__Goal__. Output each line of the material below as one string in a JSON list, with blank lines left out. Leave the pictures out of the answer.

Element and region data
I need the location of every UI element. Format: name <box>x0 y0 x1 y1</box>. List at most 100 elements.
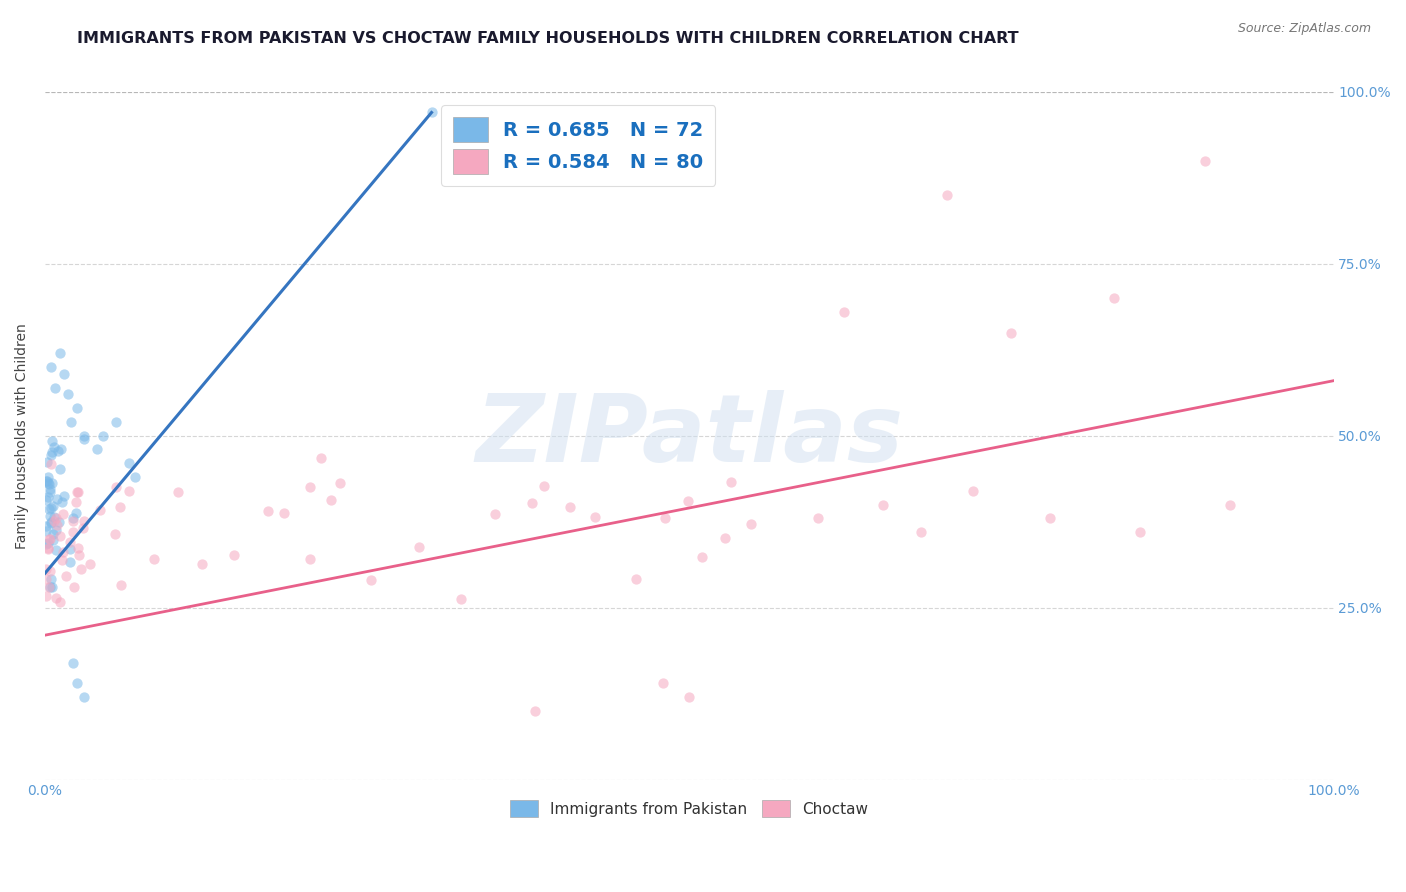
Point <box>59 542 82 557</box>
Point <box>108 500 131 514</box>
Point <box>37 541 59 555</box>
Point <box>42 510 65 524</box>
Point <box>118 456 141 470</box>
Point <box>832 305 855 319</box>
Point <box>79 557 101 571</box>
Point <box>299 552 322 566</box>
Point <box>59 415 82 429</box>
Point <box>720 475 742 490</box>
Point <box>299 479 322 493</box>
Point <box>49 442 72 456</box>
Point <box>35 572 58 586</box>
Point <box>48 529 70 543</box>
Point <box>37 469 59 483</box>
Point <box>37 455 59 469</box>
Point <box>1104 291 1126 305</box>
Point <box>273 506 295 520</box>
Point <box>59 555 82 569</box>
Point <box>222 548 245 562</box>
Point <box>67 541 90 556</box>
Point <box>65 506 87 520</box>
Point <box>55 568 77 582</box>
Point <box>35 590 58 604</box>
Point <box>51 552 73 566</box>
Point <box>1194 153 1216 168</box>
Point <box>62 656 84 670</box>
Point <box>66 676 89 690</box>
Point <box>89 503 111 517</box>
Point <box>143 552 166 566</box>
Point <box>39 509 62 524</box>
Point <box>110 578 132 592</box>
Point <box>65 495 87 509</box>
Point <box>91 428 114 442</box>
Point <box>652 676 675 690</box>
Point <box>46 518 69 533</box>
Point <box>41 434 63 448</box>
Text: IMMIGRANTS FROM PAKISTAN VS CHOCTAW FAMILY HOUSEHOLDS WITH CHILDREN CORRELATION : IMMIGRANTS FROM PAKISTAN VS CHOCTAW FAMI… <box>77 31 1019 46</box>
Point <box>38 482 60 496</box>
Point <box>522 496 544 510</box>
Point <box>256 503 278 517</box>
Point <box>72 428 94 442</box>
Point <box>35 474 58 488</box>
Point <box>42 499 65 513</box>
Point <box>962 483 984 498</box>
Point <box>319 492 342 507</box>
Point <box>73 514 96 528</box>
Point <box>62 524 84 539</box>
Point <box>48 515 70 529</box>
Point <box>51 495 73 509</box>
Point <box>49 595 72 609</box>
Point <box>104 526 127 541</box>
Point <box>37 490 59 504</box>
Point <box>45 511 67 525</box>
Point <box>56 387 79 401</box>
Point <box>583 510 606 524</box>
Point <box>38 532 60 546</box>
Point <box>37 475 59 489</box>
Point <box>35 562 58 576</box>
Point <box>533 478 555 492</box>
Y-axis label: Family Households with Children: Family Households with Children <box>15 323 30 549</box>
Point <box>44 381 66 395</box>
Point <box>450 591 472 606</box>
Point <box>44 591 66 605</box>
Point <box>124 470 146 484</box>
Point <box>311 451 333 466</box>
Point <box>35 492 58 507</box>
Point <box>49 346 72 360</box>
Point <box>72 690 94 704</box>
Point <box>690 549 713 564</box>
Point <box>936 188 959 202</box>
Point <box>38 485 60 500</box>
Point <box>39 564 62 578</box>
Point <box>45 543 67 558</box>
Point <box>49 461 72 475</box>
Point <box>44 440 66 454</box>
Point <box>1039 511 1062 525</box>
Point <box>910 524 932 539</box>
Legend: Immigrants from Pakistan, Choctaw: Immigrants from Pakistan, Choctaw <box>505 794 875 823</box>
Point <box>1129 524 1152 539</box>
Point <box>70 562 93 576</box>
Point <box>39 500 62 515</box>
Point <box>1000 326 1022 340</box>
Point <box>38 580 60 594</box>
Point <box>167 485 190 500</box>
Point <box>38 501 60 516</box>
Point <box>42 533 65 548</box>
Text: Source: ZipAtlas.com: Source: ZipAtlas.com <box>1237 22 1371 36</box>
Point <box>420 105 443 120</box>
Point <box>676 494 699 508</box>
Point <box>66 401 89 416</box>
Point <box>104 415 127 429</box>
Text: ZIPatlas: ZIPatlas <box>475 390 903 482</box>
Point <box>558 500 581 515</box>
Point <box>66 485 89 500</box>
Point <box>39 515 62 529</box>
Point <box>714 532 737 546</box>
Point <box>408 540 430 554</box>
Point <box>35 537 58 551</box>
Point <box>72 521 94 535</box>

__Correct result__.
[
  "I need the location of every UI element. Format: name <box>x0 y0 x1 y1</box>. List at most 100 elements.",
  "Point <box>59 542 82 557</box>",
  "Point <box>108 500 131 514</box>",
  "Point <box>37 541 59 555</box>",
  "Point <box>42 510 65 524</box>",
  "Point <box>118 456 141 470</box>",
  "Point <box>832 305 855 319</box>",
  "Point <box>79 557 101 571</box>",
  "Point <box>299 552 322 566</box>",
  "Point <box>59 415 82 429</box>",
  "Point <box>720 475 742 490</box>",
  "Point <box>299 479 322 493</box>",
  "Point <box>49 442 72 456</box>",
  "Point <box>35 572 58 586</box>",
  "Point <box>48 529 70 543</box>",
  "Point <box>37 469 59 483</box>",
  "Point <box>37 455 59 469</box>",
  "Point <box>1104 291 1126 305</box>",
  "Point <box>273 506 295 520</box>",
  "Point <box>59 555 82 569</box>",
  "Point <box>222 548 245 562</box>",
  "Point <box>67 541 90 556</box>",
  "Point <box>65 506 87 520</box>",
  "Point <box>55 568 77 582</box>",
  "Point <box>35 590 58 604</box>",
  "Point <box>51 552 73 566</box>",
  "Point <box>1194 153 1216 168</box>",
  "Point <box>62 656 84 670</box>",
  "Point <box>66 676 89 690</box>",
  "Point <box>89 503 111 517</box>",
  "Point <box>143 552 166 566</box>",
  "Point <box>39 509 62 524</box>",
  "Point <box>110 578 132 592</box>",
  "Point <box>65 495 87 509</box>",
  "Point <box>91 428 114 442</box>",
  "Point <box>652 676 675 690</box>",
  "Point <box>46 518 69 533</box>",
  "Point <box>41 434 63 448</box>",
  "Text: IMMIGRANTS FROM PAKISTAN VS CHOCTAW FAMILY HOUSEHOLDS WITH CHILDREN CORRELATION : IMMIGRANTS FROM PAKISTAN VS CHOCTAW FAMI… <box>77 31 1019 46</box>",
  "Point <box>38 482 60 496</box>",
  "Point <box>522 496 544 510</box>",
  "Point <box>256 503 278 517</box>",
  "Point <box>72 428 94 442</box>",
  "Point <box>35 474 58 488</box>",
  "Point <box>42 499 65 513</box>",
  "Point <box>962 483 984 498</box>",
  "Point <box>319 492 342 507</box>",
  "Point <box>73 514 96 528</box>",
  "Point <box>62 524 84 539</box>",
  "Point <box>48 515 70 529</box>",
  "Point <box>51 495 73 509</box>",
  "Point <box>49 595 72 609</box>",
  "Point <box>104 526 127 541</box>",
  "Point <box>37 490 59 504</box>",
  "Point <box>45 511 67 525</box>",
  "Point <box>56 387 79 401</box>",
  "Point <box>583 510 606 524</box>",
  "Point <box>38 532 60 546</box>",
  "Point <box>37 475 59 489</box>",
  "Point <box>35 562 58 576</box>",
  "Point <box>533 478 555 492</box>",
  "Y-axis label: Family Households with Children: Family Households with Children <box>15 323 30 549</box>",
  "Point <box>44 381 66 395</box>",
  "Point <box>450 591 472 606</box>",
  "Point <box>44 591 66 605</box>",
  "Point <box>124 470 146 484</box>",
  "Point <box>311 451 333 466</box>",
  "Point <box>35 492 58 507</box>",
  "Point <box>49 346 72 360</box>",
  "Point <box>72 690 94 704</box>",
  "Point <box>690 549 713 564</box>",
  "Point <box>936 188 959 202</box>",
  "Point <box>38 485 60 500</box>",
  "Point <box>39 564 62 578</box>",
  "Point <box>45 543 67 558</box>",
  "Point <box>49 461 72 475</box>",
  "Point <box>44 440 66 454</box>",
  "Point <box>1039 511 1062 525</box>",
  "Point <box>910 524 932 539</box>",
  "Legend: Immigrants from Pakistan, Choctaw: Immigrants from Pakistan, Choctaw <box>505 794 875 823</box>",
  "Point <box>1129 524 1152 539</box>",
  "Point <box>70 562 93 576</box>",
  "Point <box>39 500 62 515</box>",
  "Point <box>1000 326 1022 340</box>",
  "Point <box>38 580 60 594</box>",
  "Point <box>167 485 190 500</box>",
  "Point <box>38 501 60 516</box>",
  "Point <box>42 533 65 548</box>",
  "Text: Source: ZipAtlas.com: Source: ZipAtlas.com <box>1237 22 1371 36</box>",
  "Point <box>420 105 443 120</box>",
  "Point <box>676 494 699 508</box>",
  "Point <box>66 401 89 416</box>",
  "Point <box>104 415 127 429</box>",
  "Text: ZIPatlas: ZIPatlas <box>475 390 903 482</box>",
  "Point <box>558 500 581 515</box>",
  "Point <box>66 485 89 500</box>",
  "Point <box>39 515 62 529</box>",
  "Point <box>714 532 737 546</box>",
  "Point <box>408 540 430 554</box>",
  "Point <box>35 537 58 551</box>",
  "Point <box>72 521 94 535</box>"
]